> _Directions for this task_
Look through the data for the string "ylabel". Copy every line where it is found.

> _Supplied information_
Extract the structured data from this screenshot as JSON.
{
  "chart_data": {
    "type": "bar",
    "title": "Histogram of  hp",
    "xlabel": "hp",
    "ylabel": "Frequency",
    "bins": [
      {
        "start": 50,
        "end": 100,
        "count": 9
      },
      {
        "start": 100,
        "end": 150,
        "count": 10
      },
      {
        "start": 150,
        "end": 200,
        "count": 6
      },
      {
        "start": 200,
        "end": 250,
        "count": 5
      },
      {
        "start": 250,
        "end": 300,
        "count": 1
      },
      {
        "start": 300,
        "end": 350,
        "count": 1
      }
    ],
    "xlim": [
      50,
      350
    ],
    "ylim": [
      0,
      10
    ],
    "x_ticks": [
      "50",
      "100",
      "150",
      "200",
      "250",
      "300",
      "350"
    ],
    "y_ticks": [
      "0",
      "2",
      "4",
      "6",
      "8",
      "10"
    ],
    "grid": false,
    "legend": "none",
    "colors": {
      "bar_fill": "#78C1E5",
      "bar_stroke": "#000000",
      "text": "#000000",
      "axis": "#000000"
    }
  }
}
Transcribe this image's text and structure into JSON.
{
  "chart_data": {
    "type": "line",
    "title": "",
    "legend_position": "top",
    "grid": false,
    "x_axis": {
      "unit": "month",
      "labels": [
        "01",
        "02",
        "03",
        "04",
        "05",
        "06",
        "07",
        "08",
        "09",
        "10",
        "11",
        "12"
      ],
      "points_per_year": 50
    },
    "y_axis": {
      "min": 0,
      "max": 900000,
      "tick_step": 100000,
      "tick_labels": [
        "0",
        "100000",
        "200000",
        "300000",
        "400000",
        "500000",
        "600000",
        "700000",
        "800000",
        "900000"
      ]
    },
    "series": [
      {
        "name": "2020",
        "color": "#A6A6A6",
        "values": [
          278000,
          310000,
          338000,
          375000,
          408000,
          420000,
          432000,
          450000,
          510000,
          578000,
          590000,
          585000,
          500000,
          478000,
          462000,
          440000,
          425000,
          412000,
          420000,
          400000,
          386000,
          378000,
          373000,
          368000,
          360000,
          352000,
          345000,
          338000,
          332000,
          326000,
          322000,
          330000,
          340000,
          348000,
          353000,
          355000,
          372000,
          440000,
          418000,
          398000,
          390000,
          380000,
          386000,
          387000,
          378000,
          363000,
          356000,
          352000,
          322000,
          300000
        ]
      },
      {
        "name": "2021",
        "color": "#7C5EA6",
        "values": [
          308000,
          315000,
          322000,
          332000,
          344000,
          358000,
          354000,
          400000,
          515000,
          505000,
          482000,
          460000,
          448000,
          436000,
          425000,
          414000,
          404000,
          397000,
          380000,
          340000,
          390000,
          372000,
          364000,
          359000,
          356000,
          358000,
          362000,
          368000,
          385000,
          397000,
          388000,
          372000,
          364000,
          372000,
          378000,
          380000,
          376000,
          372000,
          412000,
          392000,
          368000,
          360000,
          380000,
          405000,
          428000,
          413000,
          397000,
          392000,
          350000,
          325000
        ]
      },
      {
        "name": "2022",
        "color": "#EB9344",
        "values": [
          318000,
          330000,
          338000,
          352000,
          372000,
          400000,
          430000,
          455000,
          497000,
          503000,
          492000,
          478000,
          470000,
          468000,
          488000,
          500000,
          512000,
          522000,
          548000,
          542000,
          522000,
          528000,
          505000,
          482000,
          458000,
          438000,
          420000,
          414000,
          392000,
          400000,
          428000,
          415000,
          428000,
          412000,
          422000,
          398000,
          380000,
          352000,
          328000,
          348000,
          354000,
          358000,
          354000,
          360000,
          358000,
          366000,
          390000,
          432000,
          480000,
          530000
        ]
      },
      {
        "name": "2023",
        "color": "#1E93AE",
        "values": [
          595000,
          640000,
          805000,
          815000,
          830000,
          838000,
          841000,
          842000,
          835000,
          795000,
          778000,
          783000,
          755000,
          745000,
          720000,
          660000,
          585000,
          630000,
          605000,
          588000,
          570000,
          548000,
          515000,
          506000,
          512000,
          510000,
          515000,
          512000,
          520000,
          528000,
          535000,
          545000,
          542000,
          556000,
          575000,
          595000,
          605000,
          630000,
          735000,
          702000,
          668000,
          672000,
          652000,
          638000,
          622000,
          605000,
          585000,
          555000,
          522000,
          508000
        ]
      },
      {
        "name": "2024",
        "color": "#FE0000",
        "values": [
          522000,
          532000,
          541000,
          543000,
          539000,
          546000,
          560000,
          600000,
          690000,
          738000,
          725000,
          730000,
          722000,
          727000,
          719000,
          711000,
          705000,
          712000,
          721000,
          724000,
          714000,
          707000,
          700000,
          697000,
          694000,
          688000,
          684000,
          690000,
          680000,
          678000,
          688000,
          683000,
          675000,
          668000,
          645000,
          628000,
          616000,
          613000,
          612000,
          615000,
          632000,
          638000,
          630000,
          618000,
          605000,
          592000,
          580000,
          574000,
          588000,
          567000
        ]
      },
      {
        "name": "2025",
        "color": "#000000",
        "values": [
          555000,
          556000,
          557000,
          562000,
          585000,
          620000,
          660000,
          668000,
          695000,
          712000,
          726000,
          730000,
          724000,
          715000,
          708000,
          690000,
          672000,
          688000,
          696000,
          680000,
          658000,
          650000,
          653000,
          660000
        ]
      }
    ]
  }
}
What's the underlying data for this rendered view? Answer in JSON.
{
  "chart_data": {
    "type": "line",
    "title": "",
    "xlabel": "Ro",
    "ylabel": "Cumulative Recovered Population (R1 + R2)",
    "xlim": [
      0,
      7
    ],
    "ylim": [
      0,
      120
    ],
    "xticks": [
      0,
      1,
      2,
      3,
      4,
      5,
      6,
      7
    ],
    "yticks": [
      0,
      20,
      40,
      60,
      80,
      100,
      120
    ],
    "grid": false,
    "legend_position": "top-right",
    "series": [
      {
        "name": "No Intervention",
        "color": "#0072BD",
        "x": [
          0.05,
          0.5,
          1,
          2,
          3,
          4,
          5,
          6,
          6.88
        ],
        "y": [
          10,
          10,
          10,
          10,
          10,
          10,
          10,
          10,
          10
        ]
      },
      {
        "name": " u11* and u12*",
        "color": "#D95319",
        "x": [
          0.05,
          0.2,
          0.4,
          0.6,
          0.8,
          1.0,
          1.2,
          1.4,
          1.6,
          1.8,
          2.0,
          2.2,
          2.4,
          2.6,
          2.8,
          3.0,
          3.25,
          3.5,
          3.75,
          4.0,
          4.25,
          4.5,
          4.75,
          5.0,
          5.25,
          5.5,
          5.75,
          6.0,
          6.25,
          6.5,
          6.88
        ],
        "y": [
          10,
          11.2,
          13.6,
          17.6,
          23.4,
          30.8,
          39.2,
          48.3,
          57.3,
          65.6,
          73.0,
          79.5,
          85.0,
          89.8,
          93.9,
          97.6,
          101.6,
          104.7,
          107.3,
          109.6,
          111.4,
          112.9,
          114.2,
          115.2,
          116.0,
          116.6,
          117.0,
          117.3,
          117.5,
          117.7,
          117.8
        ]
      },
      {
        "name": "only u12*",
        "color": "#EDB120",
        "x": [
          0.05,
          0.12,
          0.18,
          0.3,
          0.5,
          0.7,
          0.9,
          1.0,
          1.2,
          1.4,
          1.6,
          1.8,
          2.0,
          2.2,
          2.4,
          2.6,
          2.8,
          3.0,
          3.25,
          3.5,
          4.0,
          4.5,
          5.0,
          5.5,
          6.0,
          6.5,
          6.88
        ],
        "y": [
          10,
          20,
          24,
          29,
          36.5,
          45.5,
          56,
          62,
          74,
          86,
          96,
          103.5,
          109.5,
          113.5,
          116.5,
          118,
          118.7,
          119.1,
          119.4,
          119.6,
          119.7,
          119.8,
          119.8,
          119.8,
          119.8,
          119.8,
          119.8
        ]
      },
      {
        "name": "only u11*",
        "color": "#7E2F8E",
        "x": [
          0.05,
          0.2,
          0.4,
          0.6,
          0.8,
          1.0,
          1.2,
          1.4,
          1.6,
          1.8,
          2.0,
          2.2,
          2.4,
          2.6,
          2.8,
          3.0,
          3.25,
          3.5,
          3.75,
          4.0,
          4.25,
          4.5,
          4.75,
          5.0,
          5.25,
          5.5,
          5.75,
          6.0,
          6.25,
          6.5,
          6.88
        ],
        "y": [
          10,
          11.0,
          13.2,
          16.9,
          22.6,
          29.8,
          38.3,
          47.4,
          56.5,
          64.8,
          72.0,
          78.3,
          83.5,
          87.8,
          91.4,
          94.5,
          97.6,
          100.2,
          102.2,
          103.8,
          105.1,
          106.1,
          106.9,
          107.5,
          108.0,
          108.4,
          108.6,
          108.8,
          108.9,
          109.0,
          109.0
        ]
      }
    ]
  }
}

> _Result for this exercise_
    "ylabel": "Frequency",
    "ylabel": "Cumulative Recovered Population (R1 + R2)",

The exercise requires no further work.